**Excerpt:**
* * *

Dexter has done it. Morse is dead. (In fact the latinate Dexter was going to call the book Mors, but his publisher thought we wouldn't understand it). A typically adroit and complicated plot with the relationship between Morse and Lewis sensitively portrayed. The last chapters are not so much harrowing as poignant. In a manner reminiscent of Hardy, events conspire to prevent our heroes' final messages ever reaching each other. Will Dexter get away with it? Will the public demand a resurrection like that of Holmes after the affair at the Reichenbach Falls?
Macmillan, £16.99
Andrew Brown: The Six Dimensions of Leadership
Often management books are facile. Often academic books are written for a tiny audience. Andrew Brown has achieved that rare feat: a book of substance which is at the same time accessible and well-written. For him, leadership is not some simple one-dimensional property. Rather it involves six complex and related models of the leader's role. The leader has to be at different times and in different proportions: a hero, an ambassador, an actor, a power-broker, even a victim. This book will appeal to anyone, both in business and private life, who is interested in improving their skills in getting the best out of themselves and other people.
Random House, £17.99
Martin Parr: Boring Postcards
You'll remember the character in Catch 22, who sought out boredom because, as they say, time flew when you were having fun. Parr's collection would have further slowed down the experience of the long dureé. If you feel fraught and stressed you'll feel your pulse slow as you open this book at almost any page. The subway, Oldham, 1960 is calming. The bus station, Ashton under Lyne produces a pleasant lethargy. Take in the Transport and General Workers' Union Convalescent Home and its counterpart owned by the Hearts of Oak Benefit society. You're calm and bored and the next quarter of an hour seems to stretch ahead of you for days and days. Prepare for the Canteen at Stoke Mandeville Hospital. This will make your allotted span seem like eternity.
Phaidon, £14.95
Steve Jones: Almost Like a Whale
Post modernism is concerned with re-inscription. Here the model moves to science, where Jones writes a palimpsest on the Darwinian version of The Origin of Species. This is a wonderful idea; some of Darwin's own phrases crop up from time to time, only to be followed by Jones's account of recent research on, say, AIDS. This tension between a text, some of whose phrases have entered the language, and the most up to date research reveals each in a new light. Above all, Jones wears his learning lightly: "...the sexual interests of males and females differ. It pays all males to be lazy, selfish and debauched, while any female is better off with an active, helpful and faithful spouse. Such paragons are hard to find..." This is a real contribution to the popularisation of modern scientific knowledge.

* * *

**Data:**
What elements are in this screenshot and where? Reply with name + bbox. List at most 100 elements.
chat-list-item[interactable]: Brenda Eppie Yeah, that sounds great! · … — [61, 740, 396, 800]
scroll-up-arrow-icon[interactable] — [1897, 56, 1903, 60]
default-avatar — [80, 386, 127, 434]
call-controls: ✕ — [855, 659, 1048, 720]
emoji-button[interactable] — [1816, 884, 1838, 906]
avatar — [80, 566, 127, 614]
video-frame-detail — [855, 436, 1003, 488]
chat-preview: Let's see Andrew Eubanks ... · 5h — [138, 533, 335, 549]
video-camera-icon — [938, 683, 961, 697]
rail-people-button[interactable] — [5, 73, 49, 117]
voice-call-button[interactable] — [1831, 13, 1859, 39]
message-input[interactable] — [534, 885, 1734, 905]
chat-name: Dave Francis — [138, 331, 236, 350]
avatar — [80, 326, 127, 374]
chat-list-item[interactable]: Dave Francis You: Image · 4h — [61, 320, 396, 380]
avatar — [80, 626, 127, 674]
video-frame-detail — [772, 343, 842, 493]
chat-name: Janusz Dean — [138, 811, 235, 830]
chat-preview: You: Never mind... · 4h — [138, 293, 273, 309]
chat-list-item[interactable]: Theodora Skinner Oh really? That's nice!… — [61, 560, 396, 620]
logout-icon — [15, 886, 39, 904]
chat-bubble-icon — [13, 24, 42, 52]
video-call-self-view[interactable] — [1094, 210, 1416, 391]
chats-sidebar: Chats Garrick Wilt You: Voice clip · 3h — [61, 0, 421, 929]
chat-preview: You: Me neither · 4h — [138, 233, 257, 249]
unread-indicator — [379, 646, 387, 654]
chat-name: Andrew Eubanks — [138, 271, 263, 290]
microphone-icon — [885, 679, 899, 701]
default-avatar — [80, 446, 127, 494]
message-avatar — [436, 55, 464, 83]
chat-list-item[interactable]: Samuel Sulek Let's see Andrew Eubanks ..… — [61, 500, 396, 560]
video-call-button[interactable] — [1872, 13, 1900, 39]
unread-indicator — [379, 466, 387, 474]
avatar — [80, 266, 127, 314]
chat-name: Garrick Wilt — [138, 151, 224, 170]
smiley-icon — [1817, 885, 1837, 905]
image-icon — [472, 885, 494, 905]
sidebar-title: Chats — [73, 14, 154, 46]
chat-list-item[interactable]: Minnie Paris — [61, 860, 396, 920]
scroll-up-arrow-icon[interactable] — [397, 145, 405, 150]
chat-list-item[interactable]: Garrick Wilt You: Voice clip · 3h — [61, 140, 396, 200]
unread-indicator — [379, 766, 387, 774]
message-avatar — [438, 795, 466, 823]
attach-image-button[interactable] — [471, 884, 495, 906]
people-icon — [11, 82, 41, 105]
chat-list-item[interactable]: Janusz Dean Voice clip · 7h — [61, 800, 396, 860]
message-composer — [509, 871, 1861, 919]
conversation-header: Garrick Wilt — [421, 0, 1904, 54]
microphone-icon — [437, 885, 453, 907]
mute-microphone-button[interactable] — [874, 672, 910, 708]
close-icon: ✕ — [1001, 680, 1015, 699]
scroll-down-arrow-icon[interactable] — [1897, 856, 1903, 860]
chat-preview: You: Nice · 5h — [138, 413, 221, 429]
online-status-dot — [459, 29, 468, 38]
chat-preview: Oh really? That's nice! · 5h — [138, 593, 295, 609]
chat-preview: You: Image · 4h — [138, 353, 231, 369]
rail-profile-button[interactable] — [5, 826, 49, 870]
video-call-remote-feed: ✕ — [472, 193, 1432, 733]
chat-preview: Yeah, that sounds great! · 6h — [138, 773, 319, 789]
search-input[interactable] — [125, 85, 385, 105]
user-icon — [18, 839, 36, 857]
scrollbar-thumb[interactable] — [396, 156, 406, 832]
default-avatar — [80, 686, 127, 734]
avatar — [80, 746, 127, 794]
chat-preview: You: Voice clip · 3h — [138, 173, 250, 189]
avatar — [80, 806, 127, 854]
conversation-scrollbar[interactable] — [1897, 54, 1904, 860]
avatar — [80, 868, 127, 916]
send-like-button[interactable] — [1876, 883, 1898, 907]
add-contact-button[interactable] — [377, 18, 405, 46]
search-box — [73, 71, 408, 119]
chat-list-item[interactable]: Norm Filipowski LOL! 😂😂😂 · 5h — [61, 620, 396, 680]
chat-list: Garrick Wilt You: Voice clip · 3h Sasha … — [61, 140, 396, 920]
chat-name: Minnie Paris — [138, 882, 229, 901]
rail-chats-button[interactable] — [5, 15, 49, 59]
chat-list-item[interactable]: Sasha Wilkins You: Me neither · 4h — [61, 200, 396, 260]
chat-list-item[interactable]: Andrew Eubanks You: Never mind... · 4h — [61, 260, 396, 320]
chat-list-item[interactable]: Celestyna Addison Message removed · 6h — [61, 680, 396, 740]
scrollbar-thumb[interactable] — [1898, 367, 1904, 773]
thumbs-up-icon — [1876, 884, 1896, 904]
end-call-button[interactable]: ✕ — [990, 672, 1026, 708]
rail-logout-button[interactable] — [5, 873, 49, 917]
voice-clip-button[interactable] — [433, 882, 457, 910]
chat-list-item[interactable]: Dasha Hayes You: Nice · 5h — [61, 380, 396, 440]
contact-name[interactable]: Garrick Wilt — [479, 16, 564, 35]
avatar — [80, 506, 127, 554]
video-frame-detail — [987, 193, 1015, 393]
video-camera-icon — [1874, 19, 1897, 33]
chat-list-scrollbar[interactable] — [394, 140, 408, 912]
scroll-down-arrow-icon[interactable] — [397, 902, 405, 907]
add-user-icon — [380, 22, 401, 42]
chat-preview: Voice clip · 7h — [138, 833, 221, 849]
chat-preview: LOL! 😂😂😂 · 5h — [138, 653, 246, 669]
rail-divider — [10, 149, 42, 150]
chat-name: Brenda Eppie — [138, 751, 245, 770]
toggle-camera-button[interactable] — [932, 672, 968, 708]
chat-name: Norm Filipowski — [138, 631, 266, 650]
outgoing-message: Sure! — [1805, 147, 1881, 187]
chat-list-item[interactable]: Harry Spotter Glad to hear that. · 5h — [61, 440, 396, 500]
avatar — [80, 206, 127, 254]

* * *

**Tasks to complete:**
a – In the book reviews, what title did Dexter originally intend to give the book?
b – Translate this sentence from the book reviews into Spanish: "For him, leadership is not some simple one-dimensional property."
c – Reproduce the portion of the book reviews from "Phaidon, £14.95" to "modern scientific knowledge.".
The records are separate material, unrelated to the book reviews.

**Your responses:**
a – Mors

b – Para él, el liderazgo no es una simple propiedad unidimensional.

c –
Phaidon, £14.95
Steve Jones: Almost Like a Whale
Post modernism is concerned with re-inscription. Here the model moves to science, where Jones writes a palimpsest on the Darwinian version of The Origin of Species. This is a wonderful idea; some of Darwin's own phrases crop up from time to time, only to be followed by Jones's account of recent research on, say, AIDS. This tension between a text, some of whose phrases have entered the language, and the most up to date research reveals each in a new light. Above all, Jones wears his learning lightly: "...the sexual interests of males and females differ. It pays all males to be lazy, selfish and debauched, while any female is better off with an active, helpful and faithful spouse. Such paragons are hard to find..." This is a real contribution to the popularisation of modern scientific knowledge.